EXERCISE BRIEF
Of the lines in the entries below, state how many hold the word "giri". Say nothing else.

[Raw records]
++++++++

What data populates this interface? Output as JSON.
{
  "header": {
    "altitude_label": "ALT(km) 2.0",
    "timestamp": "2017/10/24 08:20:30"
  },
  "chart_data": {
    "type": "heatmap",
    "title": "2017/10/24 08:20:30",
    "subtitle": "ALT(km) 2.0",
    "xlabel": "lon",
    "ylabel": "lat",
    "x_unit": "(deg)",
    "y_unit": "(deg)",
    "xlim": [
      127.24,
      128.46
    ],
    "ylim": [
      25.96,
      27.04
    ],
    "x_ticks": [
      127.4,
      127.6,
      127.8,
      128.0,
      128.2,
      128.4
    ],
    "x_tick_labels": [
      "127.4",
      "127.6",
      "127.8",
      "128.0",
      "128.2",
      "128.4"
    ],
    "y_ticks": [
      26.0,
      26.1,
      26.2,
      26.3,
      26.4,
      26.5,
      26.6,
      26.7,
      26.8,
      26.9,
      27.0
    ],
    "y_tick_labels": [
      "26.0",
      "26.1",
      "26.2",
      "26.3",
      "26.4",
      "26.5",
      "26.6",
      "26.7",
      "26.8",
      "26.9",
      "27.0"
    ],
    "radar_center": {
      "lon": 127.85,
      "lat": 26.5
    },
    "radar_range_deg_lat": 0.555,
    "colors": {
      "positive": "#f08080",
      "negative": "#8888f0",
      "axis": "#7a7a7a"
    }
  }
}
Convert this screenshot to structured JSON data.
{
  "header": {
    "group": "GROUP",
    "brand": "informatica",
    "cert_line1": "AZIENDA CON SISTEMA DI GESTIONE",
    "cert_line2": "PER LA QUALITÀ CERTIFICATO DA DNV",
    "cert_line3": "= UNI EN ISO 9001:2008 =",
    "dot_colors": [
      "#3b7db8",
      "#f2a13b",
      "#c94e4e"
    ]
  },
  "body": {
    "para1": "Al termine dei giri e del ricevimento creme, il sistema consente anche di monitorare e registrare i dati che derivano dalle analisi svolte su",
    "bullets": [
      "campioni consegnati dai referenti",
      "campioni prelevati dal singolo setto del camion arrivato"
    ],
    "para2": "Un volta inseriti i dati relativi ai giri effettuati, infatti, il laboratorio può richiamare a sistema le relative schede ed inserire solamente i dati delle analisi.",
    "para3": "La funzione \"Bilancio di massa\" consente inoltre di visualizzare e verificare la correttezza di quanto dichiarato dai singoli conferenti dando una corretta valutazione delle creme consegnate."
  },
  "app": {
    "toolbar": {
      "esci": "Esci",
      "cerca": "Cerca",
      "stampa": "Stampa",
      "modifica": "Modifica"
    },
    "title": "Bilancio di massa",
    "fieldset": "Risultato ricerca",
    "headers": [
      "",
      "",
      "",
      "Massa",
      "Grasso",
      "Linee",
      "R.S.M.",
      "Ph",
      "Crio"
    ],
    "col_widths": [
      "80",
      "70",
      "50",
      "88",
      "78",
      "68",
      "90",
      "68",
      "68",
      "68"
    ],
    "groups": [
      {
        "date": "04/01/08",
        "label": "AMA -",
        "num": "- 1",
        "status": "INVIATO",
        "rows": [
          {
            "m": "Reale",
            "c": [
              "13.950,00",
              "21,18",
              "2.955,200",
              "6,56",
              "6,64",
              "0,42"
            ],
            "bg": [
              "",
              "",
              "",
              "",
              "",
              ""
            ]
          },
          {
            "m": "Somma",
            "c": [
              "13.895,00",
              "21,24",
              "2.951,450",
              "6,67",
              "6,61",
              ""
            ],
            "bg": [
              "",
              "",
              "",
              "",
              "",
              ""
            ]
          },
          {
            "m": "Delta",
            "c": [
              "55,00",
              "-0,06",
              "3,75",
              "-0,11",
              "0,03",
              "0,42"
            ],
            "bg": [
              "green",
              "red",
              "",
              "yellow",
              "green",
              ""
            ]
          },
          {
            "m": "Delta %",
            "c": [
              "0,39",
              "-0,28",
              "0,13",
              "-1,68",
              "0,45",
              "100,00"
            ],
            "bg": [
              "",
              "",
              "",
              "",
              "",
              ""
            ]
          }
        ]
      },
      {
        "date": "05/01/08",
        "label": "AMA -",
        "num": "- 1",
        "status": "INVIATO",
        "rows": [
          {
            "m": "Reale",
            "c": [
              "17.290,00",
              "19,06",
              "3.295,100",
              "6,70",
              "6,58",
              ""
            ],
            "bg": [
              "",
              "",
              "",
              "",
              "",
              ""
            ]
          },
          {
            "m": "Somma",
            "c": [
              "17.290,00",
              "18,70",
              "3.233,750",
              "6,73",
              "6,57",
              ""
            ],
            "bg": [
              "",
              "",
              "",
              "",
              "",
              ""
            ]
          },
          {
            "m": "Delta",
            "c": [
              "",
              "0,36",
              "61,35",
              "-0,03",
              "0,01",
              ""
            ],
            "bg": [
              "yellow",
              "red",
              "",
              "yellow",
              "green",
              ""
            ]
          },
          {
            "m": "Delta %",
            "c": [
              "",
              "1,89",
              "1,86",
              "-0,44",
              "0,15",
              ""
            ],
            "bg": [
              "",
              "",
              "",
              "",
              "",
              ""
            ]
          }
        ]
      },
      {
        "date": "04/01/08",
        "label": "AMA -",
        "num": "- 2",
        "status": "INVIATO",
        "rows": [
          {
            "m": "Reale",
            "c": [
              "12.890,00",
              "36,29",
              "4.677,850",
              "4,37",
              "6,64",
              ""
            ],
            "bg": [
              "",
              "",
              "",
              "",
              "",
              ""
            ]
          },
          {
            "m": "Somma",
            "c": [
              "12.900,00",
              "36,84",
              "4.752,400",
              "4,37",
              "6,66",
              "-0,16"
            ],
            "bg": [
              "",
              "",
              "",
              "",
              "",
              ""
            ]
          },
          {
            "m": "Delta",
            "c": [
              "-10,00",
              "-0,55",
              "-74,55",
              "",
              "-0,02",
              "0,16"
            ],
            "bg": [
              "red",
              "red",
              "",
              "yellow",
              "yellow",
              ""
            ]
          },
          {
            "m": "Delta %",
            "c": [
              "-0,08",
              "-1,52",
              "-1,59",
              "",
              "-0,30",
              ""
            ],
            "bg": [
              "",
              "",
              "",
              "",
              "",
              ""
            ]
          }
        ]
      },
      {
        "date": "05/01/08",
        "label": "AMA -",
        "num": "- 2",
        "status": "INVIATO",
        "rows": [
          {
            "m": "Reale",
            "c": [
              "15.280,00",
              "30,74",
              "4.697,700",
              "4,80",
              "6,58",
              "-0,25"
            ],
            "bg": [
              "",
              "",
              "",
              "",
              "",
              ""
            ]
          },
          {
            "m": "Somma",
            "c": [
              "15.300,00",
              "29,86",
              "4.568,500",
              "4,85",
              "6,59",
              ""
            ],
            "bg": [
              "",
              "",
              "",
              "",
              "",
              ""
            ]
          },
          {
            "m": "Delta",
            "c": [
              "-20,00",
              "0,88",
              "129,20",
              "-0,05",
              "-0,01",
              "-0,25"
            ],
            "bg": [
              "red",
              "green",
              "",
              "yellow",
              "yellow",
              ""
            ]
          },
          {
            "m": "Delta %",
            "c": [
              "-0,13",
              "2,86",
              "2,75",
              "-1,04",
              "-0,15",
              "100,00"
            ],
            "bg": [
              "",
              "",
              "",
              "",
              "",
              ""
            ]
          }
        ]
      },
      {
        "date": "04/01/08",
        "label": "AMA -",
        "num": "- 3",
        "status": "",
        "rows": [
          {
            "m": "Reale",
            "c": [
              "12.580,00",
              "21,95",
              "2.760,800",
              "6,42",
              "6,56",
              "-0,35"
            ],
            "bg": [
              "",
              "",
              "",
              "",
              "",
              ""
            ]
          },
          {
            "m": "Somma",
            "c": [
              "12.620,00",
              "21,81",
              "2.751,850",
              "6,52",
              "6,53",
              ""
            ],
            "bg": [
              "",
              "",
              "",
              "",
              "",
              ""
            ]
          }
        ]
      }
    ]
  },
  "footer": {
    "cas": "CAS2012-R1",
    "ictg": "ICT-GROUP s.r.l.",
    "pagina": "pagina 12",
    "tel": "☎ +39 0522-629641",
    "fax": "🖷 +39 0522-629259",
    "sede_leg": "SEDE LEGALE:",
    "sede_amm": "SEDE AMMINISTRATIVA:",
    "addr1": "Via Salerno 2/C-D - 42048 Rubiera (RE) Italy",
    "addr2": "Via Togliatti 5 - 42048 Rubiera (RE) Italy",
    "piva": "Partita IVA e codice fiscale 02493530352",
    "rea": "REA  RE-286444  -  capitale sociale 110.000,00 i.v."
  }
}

++++++++

EXERCISE RESPONSE
2